§ Exercise details
All of the entries need to be written out again, exactly as they are.

[Excerpt from a dataset]
┏━━
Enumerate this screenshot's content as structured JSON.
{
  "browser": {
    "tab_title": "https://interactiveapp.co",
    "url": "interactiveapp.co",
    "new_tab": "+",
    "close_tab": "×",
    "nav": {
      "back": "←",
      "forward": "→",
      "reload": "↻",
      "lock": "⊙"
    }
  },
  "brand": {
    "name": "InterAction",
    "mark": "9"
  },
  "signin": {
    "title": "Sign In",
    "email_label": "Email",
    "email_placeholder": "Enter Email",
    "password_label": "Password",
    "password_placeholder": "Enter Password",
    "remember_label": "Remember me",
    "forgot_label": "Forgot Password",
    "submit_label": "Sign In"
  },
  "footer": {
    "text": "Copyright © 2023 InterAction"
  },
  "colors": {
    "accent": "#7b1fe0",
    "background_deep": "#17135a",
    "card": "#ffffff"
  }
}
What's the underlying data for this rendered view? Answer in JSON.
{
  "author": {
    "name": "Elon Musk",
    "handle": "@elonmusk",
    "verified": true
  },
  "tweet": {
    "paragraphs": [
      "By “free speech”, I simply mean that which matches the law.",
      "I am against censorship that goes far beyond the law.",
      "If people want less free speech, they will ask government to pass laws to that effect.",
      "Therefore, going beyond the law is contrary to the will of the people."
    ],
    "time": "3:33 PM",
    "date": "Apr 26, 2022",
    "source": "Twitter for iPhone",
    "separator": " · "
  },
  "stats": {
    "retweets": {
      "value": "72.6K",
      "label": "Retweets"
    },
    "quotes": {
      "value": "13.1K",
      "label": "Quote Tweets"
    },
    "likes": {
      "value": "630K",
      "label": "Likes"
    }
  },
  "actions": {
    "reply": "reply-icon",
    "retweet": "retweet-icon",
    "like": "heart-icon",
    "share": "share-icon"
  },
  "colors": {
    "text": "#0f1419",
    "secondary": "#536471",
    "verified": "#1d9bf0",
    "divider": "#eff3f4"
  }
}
┗━━
§ Solution for this exercise
Enumerate this screenshot's content as structured JSON.
{
  "browser": {
    "tab_title": "https://interactiveapp.co",
    "url": "interactiveapp.co",
    "new_tab": "+",
    "close_tab": "×",
    "nav": {
      "back": "←",
      "forward": "→",
      "reload": "↻",
      "lock": "⊙"
    }
  },
  "brand": {
    "name": "InterAction",
    "mark": "9"
  },
  "signin": {
    "title": "Sign In",
    "email_label": "Email",
    "email_placeholder": "Enter Email",
    "password_label": "Password",
    "password_placeholder": "Enter Password",
    "remember_label": "Remember me",
    "forgot_label": "Forgot Password",
    "submit_label": "Sign In"
  },
  "footer": {
    "text": "Copyright © 2023 InterAction"
  },
  "colors": {
    "accent": "#7b1fe0",
    "background_deep": "#17135a",
    "card": "#ffffff"
  }
}
What's the underlying data for this rendered view? Answer in JSON.
{
  "author": {
    "name": "Elon Musk",
    "handle": "@elonmusk",
    "verified": true
  },
  "tweet": {
    "paragraphs": [
      "By “free speech”, I simply mean that which matches the law.",
      "I am against censorship that goes far beyond the law.",
      "If people want less free speech, they will ask government to pass laws to that effect.",
      "Therefore, going beyond the law is contrary to the will of the people."
    ],
    "time": "3:33 PM",
    "date": "Apr 26, 2022",
    "source": "Twitter for iPhone",
    "separator": " · "
  },
  "stats": {
    "retweets": {
      "value": "72.6K",
      "label": "Retweets"
    },
    "quotes": {
      "value": "13.1K",
      "label": "Quote Tweets"
    },
    "likes": {
      "value": "630K",
      "label": "Likes"
    }
  },
  "actions": {
    "reply": "reply-icon",
    "retweet": "retweet-icon",
    "like": "heart-icon",
    "share": "share-icon"
  },
  "colors": {
    "text": "#0f1419",
    "secondary": "#536471",
    "verified": "#1d9bf0",
    "divider": "#eff3f4"
  }
}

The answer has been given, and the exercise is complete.